Write out every line of the material exactly as it appears.
[Begin Records to process]
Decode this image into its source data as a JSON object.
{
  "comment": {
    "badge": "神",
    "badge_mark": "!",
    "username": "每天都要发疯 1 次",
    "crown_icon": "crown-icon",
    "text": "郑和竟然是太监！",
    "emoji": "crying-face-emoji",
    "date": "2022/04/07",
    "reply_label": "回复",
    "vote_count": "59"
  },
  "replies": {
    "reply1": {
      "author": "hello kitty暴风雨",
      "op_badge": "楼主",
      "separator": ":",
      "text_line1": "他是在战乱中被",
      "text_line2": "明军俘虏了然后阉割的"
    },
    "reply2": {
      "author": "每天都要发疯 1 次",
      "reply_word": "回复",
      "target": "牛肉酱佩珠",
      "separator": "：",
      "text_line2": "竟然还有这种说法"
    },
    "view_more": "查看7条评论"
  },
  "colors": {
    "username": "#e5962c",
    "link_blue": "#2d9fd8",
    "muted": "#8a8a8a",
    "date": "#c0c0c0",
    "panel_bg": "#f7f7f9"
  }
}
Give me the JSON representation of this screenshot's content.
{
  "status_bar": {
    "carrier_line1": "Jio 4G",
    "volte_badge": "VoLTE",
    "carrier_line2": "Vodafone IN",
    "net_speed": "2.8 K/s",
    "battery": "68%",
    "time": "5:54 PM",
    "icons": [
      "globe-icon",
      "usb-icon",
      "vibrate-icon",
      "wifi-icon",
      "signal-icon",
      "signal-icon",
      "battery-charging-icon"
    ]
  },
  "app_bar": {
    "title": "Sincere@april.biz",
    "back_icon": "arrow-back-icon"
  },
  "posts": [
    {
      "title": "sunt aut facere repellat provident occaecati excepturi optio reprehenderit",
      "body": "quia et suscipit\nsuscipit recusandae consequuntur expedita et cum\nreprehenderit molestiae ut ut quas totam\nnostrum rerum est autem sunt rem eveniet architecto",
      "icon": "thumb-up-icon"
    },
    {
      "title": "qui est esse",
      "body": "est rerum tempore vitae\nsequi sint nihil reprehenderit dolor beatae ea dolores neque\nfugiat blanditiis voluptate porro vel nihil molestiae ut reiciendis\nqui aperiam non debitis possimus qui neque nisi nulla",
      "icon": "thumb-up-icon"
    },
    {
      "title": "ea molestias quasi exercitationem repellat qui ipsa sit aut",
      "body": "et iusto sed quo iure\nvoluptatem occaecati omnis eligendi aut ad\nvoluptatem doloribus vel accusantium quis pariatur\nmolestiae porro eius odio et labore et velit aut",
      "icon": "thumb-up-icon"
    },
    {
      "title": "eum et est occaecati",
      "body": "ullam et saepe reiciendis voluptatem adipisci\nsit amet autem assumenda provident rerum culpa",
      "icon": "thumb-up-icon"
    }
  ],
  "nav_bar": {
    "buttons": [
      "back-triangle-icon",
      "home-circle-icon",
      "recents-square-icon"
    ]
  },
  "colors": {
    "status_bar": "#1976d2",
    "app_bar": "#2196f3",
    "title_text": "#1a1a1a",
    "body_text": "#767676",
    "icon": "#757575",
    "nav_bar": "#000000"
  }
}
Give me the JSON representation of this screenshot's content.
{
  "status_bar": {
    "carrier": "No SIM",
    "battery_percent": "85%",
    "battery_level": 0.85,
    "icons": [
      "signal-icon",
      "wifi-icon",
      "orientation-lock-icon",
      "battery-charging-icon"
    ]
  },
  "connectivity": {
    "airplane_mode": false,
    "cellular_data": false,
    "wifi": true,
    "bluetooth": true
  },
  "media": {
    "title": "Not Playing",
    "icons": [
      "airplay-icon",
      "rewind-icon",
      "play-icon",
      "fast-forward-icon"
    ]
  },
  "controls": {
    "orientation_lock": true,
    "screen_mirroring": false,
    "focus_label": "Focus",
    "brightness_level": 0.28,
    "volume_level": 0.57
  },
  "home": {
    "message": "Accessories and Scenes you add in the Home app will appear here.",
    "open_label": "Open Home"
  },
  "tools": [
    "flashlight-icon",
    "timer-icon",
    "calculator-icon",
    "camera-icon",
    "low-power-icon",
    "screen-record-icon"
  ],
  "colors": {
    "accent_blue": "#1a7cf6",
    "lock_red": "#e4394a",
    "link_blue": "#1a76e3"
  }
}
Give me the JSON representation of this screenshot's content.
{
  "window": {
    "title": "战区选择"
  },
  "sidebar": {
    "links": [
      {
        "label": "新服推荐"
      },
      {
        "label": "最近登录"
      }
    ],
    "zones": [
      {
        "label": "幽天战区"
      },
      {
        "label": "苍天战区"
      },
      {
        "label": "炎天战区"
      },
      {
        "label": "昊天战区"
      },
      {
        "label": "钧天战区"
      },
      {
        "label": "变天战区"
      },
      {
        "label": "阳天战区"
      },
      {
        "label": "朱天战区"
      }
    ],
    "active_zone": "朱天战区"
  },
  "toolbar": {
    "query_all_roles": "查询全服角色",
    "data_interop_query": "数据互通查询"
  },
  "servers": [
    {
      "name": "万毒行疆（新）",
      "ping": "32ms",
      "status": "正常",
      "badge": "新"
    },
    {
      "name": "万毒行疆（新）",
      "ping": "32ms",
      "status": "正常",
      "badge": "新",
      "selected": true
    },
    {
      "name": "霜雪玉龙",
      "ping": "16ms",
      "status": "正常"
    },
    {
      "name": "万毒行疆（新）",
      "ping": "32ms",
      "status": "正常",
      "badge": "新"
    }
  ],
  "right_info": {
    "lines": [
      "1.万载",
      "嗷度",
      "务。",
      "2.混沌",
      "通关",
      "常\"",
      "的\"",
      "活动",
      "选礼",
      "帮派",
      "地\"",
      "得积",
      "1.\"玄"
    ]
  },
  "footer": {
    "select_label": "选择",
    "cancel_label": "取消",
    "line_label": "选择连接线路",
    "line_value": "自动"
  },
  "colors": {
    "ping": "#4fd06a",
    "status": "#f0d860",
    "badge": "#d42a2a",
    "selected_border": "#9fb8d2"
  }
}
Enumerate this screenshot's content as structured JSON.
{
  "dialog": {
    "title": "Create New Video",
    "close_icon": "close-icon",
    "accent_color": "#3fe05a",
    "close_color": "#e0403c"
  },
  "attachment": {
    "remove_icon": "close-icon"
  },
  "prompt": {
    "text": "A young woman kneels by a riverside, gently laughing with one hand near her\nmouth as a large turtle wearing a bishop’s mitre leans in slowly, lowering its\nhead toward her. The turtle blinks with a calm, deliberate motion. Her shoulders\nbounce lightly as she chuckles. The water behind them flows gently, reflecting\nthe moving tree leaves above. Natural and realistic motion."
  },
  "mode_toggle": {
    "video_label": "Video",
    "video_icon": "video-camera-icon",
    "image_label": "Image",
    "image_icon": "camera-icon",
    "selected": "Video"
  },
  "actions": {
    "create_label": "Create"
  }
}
[End Records to process]
◆ Task solution ◆
Decode this image into its source data as a JSON object.
{
  "comment": {
    "badge": "神",
    "badge_mark": "!",
    "username": "每天都要发疯 1 次",
    "crown_icon": "crown-icon",
    "text": "郑和竟然是太监！",
    "emoji": "crying-face-emoji",
    "date": "2022/04/07",
    "reply_label": "回复",
    "vote_count": "59"
  },
  "replies": {
    "reply1": {
      "author": "hello kitty暴风雨",
      "op_badge": "楼主",
      "separator": ":",
      "text_line1": "他是在战乱中被",
      "text_line2": "明军俘虏了然后阉割的"
    },
    "reply2": {
      "author": "每天都要发疯 1 次",
      "reply_word": "回复",
      "target": "牛肉酱佩珠",
      "separator": "：",
      "text_line2": "竟然还有这种说法"
    },
    "view_more": "查看7条评论"
  },
  "colors": {
    "username": "#e5962c",
    "link_blue": "#2d9fd8",
    "muted": "#8a8a8a",
    "date": "#c0c0c0",
    "panel_bg": "#f7f7f9"
  }
}
Give me the JSON representation of this screenshot's content.
{
  "status_bar": {
    "carrier_line1": "Jio 4G",
    "volte_badge": "VoLTE",
    "carrier_line2": "Vodafone IN",
    "net_speed": "2.8 K/s",
    "battery": "68%",
    "time": "5:54 PM",
    "icons": [
      "globe-icon",
      "usb-icon",
      "vibrate-icon",
      "wifi-icon",
      "signal-icon",
      "signal-icon",
      "battery-charging-icon"
    ]
  },
  "app_bar": {
    "title": "Sincere@april.biz",
    "back_icon": "arrow-back-icon"
  },
  "posts": [
    {
      "title": "sunt aut facere repellat provident occaecati excepturi optio reprehenderit",
      "body": "quia et suscipit\nsuscipit recusandae consequuntur expedita et cum\nreprehenderit molestiae ut ut quas totam\nnostrum rerum est autem sunt rem eveniet architecto",
      "icon": "thumb-up-icon"
    },
    {
      "title": "qui est esse",
      "body": "est rerum tempore vitae\nsequi sint nihil reprehenderit dolor beatae ea dolores neque\nfugiat blanditiis voluptate porro vel nihil molestiae ut reiciendis\nqui aperiam non debitis possimus qui neque nisi nulla",
      "icon": "thumb-up-icon"
    },
    {
      "title": "ea molestias quasi exercitationem repellat qui ipsa sit aut",
      "body": "et iusto sed quo iure\nvoluptatem occaecati omnis eligendi aut ad\nvoluptatem doloribus vel accusantium quis pariatur\nmolestiae porro eius odio et labore et velit aut",
      "icon": "thumb-up-icon"
    },
    {
      "title": "eum et est occaecati",
      "body": "ullam et saepe reiciendis voluptatem adipisci\nsit amet autem assumenda provident rerum culpa",
      "icon": "thumb-up-icon"
    }
  ],
  "nav_bar": {
    "buttons": [
      "back-triangle-icon",
      "home-circle-icon",
      "recents-square-icon"
    ]
  },
  "colors": {
    "status_bar": "#1976d2",
    "app_bar": "#2196f3",
    "title_text": "#1a1a1a",
    "body_text": "#767676",
    "icon": "#757575",
    "nav_bar": "#000000"
  }
}
Give me the JSON representation of this screenshot's content.
{
  "status_bar": {
    "carrier": "No SIM",
    "battery_percent": "85%",
    "battery_level": 0.85,
    "icons": [
      "signal-icon",
      "wifi-icon",
      "orientation-lock-icon",
      "battery-charging-icon"
    ]
  },
  "connectivity": {
    "airplane_mode": false,
    "cellular_data": false,
    "wifi": true,
    "bluetooth": true
  },
  "media": {
    "title": "Not Playing",
    "icons": [
      "airplay-icon",
      "rewind-icon",
      "play-icon",
      "fast-forward-icon"
    ]
  },
  "controls": {
    "orientation_lock": true,
    "screen_mirroring": false,
    "focus_label": "Focus",
    "brightness_level": 0.28,
    "volume_level": 0.57
  },
  "home": {
    "message": "Accessories and Scenes you add in the Home app will appear here.",
    "open_label": "Open Home"
  },
  "tools": [
    "flashlight-icon",
    "timer-icon",
    "calculator-icon",
    "camera-icon",
    "low-power-icon",
    "screen-record-icon"
  ],
  "colors": {
    "accent_blue": "#1a7cf6",
    "lock_red": "#e4394a",
    "link_blue": "#1a76e3"
  }
}
Give me the JSON representation of this screenshot's content.
{
  "window": {
    "title": "战区选择"
  },
  "sidebar": {
    "links": [
      {
        "label": "新服推荐"
      },
      {
        "label": "最近登录"
      }
    ],
    "zones": [
      {
        "label": "幽天战区"
      },
      {
        "label": "苍天战区"
      },
      {
        "label": "炎天战区"
      },
      {
        "label": "昊天战区"
      },
      {
        "label": "钧天战区"
      },
      {
        "label": "变天战区"
      },
      {
        "label": "阳天战区"
      },
      {
        "label": "朱天战区"
      }
    ],
    "active_zone": "朱天战区"
  },
  "toolbar": {
    "query_all_roles": "查询全服角色",
    "data_interop_query": "数据互通查询"
  },
  "servers": [
    {
      "name": "万毒行疆（新）",
      "ping": "32ms",
      "status": "正常",
      "badge": "新"
    },
    {
      "name": "万毒行疆（新）",
      "ping": "32ms",
      "status": "正常",
      "badge": "新",
      "selected": true
    },
    {
      "name": "霜雪玉龙",
      "ping": "16ms",
      "status": "正常"
    },
    {
      "name": "万毒行疆（新）",
      "ping": "32ms",
      "status": "正常",
      "badge": "新"
    }
  ],
  "right_info": {
    "lines": [
      "1.万载",
      "嗷度",
      "务。",
      "2.混沌",
      "通关",
      "常\"",
      "的\"",
      "活动",
      "选礼",
      "帮派",
      "地\"",
      "得积",
      "1.\"玄"
    ]
  },
  "footer": {
    "select_label": "选择",
    "cancel_label": "取消",
    "line_label": "选择连接线路",
    "line_value": "自动"
  },
  "colors": {
    "ping": "#4fd06a",
    "status": "#f0d860",
    "badge": "#d42a2a",
    "selected_border": "#9fb8d2"
  }
}
Enumerate this screenshot's content as structured JSON.
{
  "dialog": {
    "title": "Create New Video",
    "close_icon": "close-icon",
    "accent_color": "#3fe05a",
    "close_color": "#e0403c"
  },
  "attachment": {
    "remove_icon": "close-icon"
  },
  "prompt": {
    "text": "A young woman kneels by a riverside, gently laughing with one hand near her\nmouth as a large turtle wearing a bishop’s mitre leans in slowly, lowering its\nhead toward her. The turtle blinks with a calm, deliberate motion. Her shoulders\nbounce lightly as she chuckles. The water behind them flows gently, reflecting\nthe moving tree leaves above. Natural and realistic motion."
  },
  "mode_toggle": {
    "video_label": "Video",
    "video_icon": "video-camera-icon",
    "image_label": "Image",
    "image_icon": "camera-icon",
    "selected": "Video"
  },
  "actions": {
    "create_label": "Create"
  }
}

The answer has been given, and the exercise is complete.